## GIVEN PROBLEM
Copy every line with the string "text" in it.

## TASK INPUT

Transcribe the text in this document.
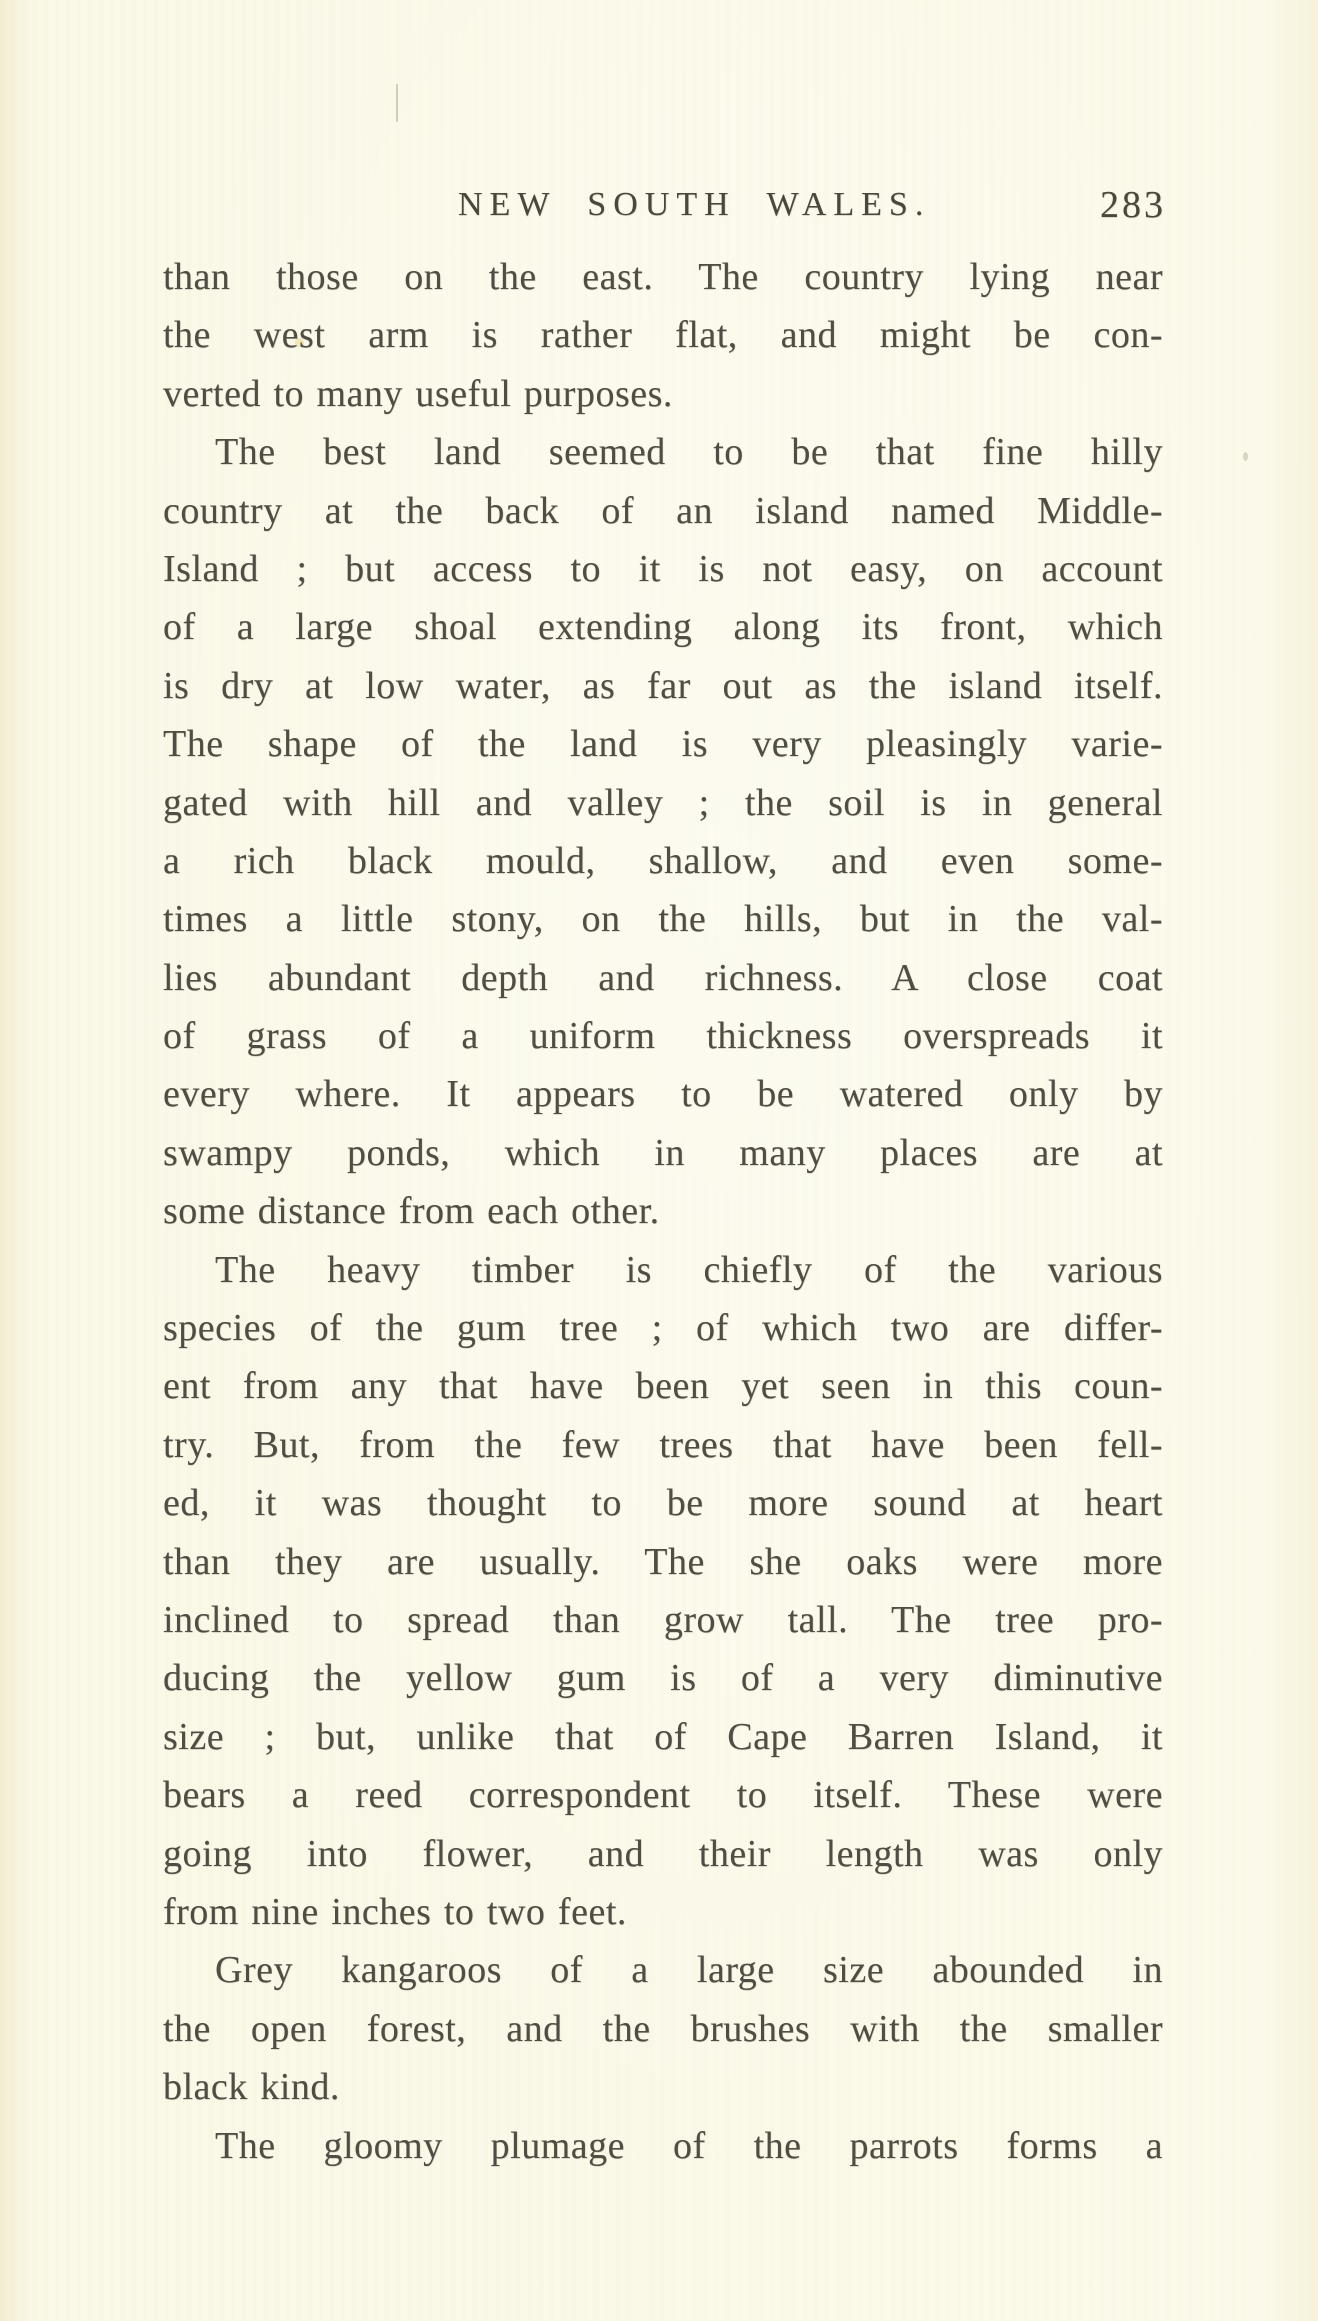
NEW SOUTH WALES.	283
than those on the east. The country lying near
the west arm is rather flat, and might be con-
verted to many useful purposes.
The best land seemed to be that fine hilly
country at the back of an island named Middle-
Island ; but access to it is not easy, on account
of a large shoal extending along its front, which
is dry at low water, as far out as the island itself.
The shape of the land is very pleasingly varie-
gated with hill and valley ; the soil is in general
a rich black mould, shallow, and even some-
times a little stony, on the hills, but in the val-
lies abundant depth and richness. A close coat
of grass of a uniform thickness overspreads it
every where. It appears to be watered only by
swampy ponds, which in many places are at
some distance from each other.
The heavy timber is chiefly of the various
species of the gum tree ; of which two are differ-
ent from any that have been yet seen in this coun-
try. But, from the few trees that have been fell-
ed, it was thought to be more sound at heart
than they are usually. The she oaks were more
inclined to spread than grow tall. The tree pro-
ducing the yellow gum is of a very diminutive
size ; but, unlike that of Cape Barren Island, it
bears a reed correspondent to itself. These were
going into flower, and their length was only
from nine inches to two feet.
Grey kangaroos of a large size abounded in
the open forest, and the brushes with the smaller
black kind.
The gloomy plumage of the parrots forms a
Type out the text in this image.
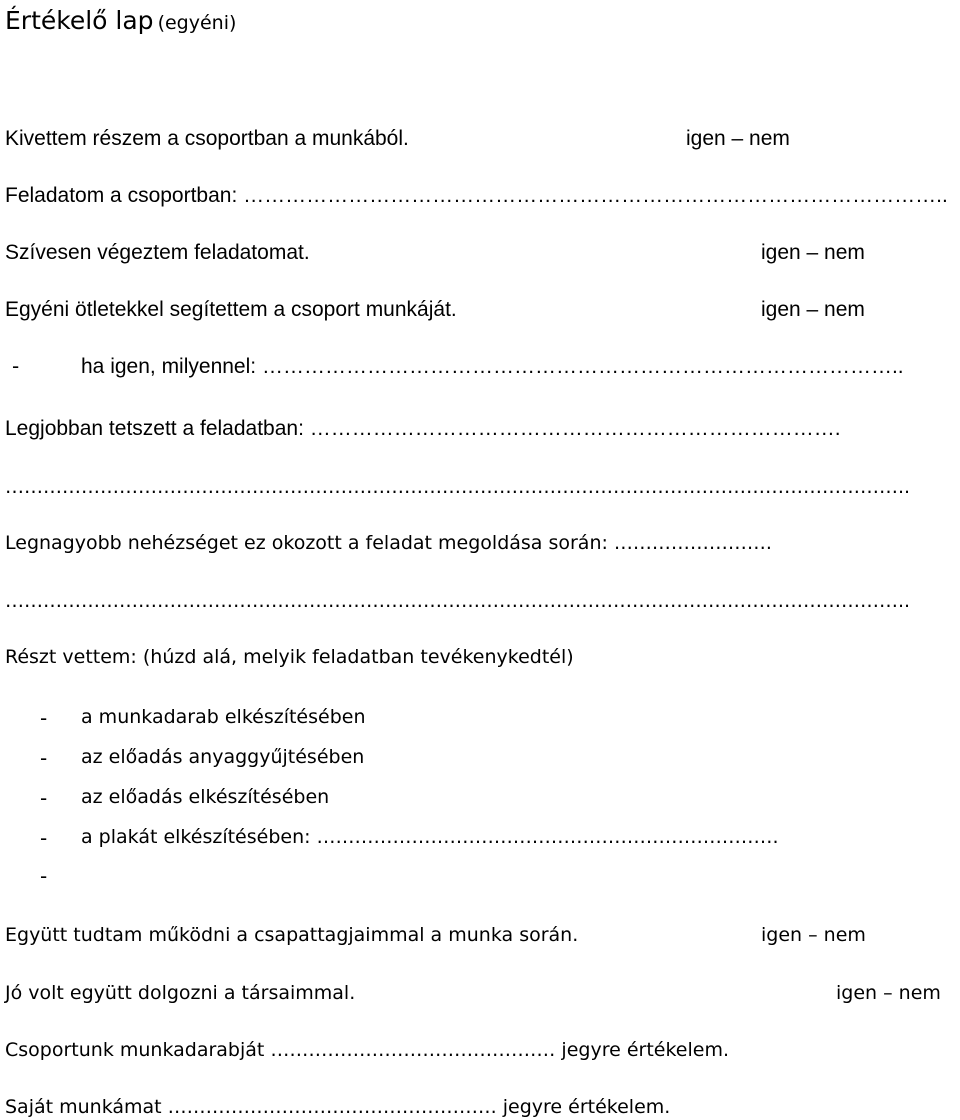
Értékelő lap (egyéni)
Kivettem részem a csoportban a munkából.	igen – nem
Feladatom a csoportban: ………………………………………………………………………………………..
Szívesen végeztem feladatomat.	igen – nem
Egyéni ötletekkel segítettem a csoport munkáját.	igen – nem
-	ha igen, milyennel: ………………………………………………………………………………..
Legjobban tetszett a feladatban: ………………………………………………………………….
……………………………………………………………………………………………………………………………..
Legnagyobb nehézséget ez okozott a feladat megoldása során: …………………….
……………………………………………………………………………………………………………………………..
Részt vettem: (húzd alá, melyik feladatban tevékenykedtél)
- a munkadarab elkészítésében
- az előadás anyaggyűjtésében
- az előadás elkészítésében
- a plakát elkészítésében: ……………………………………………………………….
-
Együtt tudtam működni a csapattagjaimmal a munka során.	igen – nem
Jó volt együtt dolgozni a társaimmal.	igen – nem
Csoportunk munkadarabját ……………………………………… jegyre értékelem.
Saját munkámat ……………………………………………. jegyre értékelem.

## SOLUTION TO THE EXERCISE
Transcribe the text in this document.
Type out the text in this image.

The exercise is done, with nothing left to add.